» **GIVEN INSTRUCTION**:
Return each line of the material verbatim.

» **RAW DATA**:
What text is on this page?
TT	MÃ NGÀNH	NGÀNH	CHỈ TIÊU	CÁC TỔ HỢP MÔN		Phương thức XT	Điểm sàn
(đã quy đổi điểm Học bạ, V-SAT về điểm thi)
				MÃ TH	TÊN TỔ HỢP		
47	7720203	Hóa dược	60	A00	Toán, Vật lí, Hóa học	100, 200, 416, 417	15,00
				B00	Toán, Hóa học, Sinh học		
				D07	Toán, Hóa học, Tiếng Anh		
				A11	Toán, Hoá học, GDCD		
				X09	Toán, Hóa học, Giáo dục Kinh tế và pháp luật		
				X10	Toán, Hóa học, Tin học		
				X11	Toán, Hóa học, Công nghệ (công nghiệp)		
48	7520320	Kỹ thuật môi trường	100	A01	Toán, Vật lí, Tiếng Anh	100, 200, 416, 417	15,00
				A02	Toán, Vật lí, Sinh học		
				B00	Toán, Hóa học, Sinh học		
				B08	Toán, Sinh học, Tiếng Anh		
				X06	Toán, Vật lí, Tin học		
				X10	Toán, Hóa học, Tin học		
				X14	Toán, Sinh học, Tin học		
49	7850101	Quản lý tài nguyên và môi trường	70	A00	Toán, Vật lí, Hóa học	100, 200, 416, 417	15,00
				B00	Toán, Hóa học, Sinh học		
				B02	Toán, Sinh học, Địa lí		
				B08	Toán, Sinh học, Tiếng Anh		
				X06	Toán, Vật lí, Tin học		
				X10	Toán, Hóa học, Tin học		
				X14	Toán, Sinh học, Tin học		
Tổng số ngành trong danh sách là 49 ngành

» **THE SOLUTION**:
What text is on this page?
TT	MÃ NGÀNH	NGÀNH	CHỈ TIÊU	CÁC TỔ HỢP MÔN		Phương thức XT	Điểm sàn
(đã quy đổi điểm Học bạ, V-SAT về điểm thi)
				MÃ TH	TÊN TỔ HỢP		
47	7720203	Hóa dược	60	A00	Toán, Vật lí, Hóa học	100, 200, 416, 417	15,00
				B00	Toán, Hóa học, Sinh học		
				D07	Toán, Hóa học, Tiếng Anh		
				A11	Toán, Hoá học, GDCD		
				X09	Toán, Hóa học, Giáo dục Kinh tế và pháp luật		
				X10	Toán, Hóa học, Tin học		
				X11	Toán, Hóa học, Công nghệ (công nghiệp)		
48	7520320	Kỹ thuật môi trường	100	A01	Toán, Vật lí, Tiếng Anh	100, 200, 416, 417	15,00
				A02	Toán, Vật lí, Sinh học		
				B00	Toán, Hóa học, Sinh học		
				B08	Toán, Sinh học, Tiếng Anh		
				X06	Toán, Vật lí, Tin học		
				X10	Toán, Hóa học, Tin học		
				X14	Toán, Sinh học, Tin học		
49	7850101	Quản lý tài nguyên và môi trường	70	A00	Toán, Vật lí, Hóa học	100, 200, 416, 417	15,00
				B00	Toán, Hóa học, Sinh học		
				B02	Toán, Sinh học, Địa lí		
				B08	Toán, Sinh học, Tiếng Anh		
				X06	Toán, Vật lí, Tin học		
				X10	Toán, Hóa học, Tin học		
				X14	Toán, Sinh học, Tin học		
Tổng số ngành trong danh sách là 49 ngành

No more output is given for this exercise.